Aim of the task: Check every line of the data below for the string "allergisch", and copy the ones that hold it.

Input data:

· · ·

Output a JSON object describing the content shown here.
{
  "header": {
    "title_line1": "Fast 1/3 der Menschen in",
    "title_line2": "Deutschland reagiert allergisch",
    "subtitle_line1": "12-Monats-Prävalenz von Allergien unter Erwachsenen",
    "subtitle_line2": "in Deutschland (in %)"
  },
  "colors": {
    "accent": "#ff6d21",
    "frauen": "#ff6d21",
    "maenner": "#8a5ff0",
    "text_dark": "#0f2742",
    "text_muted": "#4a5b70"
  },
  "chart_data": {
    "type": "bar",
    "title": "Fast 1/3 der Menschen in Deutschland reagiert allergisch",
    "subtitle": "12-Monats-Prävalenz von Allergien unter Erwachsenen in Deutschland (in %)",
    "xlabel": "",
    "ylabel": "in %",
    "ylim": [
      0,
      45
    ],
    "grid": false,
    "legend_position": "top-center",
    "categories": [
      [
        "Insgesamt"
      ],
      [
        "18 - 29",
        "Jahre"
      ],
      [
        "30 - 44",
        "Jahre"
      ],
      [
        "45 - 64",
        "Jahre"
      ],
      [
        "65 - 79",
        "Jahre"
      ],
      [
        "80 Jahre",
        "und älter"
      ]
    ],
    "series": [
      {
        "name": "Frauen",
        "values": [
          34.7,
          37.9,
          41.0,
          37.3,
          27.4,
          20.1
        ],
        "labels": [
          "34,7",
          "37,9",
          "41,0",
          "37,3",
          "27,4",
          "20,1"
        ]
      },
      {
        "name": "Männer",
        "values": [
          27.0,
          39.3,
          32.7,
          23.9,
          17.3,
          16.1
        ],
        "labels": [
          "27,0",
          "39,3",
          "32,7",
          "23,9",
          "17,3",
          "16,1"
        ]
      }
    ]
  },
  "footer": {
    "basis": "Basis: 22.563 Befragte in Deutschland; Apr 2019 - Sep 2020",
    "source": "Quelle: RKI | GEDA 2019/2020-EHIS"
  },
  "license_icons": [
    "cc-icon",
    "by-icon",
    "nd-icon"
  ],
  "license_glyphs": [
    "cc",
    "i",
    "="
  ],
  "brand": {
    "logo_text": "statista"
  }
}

· · ·

Full answer:
    "title_line2": "Deutschland reagiert allergisch",
    "title": "Fast 1/3 der Menschen in Deutschland reagiert allergisch",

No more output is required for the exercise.